Keep only the lines that hold the string "will", filtering out the rest of the entries below.

-=-=-=-=-

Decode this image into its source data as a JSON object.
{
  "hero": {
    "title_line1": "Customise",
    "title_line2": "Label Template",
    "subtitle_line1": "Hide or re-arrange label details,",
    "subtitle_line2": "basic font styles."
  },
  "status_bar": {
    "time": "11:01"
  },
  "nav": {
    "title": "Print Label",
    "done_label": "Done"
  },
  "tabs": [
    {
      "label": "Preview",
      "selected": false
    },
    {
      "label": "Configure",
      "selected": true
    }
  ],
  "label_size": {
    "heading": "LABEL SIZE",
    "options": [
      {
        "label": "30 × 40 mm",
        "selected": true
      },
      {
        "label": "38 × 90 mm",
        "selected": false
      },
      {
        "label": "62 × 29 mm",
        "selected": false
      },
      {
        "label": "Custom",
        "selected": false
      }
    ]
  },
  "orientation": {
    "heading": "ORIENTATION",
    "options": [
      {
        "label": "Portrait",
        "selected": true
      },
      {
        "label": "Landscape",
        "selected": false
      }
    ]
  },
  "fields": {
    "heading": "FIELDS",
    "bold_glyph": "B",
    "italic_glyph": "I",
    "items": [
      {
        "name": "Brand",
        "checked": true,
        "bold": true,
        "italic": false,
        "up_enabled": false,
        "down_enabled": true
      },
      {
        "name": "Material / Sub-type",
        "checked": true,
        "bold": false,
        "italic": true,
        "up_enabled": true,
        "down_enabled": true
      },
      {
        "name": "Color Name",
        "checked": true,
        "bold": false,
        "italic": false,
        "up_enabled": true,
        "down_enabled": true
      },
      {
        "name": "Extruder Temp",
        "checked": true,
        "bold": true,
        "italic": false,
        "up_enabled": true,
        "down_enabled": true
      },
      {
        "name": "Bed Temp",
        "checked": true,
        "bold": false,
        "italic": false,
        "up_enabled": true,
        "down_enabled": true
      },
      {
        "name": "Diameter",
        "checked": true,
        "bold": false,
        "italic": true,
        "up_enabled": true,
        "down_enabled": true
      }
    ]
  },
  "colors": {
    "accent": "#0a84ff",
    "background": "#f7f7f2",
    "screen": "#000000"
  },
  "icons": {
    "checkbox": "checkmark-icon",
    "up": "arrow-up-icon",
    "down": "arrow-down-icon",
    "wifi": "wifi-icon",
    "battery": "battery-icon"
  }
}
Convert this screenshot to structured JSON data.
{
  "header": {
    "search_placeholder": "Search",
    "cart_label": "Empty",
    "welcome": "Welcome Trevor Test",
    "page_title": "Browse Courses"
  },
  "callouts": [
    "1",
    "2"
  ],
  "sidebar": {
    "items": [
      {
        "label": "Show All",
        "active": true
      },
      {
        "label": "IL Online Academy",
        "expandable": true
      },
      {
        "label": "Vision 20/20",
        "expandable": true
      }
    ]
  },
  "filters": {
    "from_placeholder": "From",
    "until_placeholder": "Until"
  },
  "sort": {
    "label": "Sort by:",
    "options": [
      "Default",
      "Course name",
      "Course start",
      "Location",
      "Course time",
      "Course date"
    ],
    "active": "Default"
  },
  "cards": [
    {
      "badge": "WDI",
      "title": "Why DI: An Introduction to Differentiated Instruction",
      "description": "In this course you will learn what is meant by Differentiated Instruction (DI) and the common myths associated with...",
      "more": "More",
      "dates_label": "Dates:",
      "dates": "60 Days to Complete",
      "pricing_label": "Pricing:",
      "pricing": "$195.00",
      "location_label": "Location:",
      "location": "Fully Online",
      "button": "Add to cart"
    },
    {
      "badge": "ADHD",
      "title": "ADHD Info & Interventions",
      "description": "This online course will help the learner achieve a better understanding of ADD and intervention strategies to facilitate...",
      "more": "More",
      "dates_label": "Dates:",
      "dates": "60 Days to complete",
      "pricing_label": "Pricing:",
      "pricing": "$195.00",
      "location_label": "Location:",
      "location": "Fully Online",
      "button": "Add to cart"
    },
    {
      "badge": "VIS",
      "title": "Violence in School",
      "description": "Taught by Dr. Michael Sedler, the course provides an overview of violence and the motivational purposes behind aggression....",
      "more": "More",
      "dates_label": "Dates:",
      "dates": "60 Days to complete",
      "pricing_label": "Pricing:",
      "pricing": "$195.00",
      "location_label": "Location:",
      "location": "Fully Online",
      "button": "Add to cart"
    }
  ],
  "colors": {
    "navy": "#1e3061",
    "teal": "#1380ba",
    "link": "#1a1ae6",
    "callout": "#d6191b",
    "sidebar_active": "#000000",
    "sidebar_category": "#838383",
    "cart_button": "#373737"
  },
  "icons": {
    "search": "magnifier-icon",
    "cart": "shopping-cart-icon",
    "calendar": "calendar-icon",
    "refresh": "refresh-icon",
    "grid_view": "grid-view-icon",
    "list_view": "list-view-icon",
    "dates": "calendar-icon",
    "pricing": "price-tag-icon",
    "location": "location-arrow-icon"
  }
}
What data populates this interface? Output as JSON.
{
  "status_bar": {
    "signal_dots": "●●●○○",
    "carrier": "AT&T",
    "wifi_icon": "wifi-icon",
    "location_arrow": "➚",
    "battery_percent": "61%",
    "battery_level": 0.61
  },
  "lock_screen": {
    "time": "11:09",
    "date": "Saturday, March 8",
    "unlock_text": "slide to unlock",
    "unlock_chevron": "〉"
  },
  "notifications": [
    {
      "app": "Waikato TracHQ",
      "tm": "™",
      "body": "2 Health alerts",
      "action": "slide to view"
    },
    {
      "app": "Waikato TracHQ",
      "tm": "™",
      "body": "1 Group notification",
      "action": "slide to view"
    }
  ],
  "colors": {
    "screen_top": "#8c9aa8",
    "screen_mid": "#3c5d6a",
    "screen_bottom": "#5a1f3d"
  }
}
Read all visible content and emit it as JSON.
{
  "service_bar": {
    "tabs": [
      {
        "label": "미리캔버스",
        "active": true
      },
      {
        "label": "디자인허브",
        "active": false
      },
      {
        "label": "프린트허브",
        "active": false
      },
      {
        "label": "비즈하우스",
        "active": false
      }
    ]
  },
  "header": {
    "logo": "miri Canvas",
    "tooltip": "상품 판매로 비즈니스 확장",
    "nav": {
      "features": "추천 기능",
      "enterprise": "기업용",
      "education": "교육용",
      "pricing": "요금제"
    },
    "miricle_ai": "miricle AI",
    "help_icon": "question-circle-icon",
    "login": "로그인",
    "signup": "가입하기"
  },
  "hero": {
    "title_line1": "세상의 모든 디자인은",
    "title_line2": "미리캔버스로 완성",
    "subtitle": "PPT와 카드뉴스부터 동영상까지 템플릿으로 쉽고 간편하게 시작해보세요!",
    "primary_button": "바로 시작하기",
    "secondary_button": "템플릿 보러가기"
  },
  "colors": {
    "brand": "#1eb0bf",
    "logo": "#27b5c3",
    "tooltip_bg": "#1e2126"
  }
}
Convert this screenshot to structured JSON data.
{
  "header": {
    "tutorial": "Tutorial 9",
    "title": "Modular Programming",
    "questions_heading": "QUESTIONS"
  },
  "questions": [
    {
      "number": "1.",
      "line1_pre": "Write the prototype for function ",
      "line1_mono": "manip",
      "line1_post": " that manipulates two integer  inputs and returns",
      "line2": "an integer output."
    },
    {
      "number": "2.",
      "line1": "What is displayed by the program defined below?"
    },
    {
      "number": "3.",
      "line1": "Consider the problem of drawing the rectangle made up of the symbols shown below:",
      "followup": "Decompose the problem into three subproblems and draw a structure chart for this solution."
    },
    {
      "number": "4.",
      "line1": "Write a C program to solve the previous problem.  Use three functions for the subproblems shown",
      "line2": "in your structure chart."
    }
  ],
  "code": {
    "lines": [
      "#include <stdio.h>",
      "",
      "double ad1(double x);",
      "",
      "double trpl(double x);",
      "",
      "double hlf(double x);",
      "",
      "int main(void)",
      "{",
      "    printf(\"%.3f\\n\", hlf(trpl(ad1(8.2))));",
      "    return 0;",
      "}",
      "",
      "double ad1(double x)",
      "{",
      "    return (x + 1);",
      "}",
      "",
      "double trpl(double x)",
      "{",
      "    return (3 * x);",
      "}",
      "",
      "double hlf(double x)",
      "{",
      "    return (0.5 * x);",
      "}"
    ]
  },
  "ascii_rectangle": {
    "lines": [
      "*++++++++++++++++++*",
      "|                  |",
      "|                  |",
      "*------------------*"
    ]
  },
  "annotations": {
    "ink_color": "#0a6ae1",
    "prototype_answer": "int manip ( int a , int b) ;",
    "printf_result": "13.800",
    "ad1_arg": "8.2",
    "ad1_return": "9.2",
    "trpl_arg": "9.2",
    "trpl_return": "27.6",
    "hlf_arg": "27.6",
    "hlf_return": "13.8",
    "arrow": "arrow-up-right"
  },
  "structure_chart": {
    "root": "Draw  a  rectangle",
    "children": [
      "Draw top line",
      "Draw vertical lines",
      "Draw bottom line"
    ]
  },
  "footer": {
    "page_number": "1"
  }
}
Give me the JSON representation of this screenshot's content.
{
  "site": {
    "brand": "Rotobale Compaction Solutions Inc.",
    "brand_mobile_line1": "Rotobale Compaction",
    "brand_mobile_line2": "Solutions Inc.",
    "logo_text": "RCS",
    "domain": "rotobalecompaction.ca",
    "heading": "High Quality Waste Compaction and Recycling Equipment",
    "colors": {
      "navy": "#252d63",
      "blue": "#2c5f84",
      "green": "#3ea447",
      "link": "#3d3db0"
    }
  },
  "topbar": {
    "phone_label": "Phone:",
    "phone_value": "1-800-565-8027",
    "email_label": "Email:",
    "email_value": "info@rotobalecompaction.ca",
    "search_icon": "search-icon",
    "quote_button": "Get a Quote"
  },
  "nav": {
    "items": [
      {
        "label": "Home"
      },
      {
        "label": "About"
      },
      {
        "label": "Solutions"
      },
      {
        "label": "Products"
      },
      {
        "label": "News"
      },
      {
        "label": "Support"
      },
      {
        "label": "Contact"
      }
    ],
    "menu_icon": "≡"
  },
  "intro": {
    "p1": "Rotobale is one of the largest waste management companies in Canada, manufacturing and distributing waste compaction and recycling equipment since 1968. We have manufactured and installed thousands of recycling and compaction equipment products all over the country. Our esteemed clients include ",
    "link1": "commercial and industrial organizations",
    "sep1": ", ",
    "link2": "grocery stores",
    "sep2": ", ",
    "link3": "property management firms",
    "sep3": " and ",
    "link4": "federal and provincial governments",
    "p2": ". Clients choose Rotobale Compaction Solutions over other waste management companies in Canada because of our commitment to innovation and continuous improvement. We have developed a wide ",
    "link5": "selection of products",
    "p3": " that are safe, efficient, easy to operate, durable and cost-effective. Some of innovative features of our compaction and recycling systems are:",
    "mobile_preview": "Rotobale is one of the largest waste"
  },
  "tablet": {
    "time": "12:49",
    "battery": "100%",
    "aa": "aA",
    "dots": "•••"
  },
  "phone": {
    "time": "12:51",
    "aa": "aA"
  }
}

-=-=-=-=-

◆ **Exercise response**
      "description": "In this course you will learn what is meant by Differentiated Instruction (DI) and the common myths associated with...",
      "description": "This online course will help the learner achieve a better understanding of ADD and intervention strategies to facilitate...",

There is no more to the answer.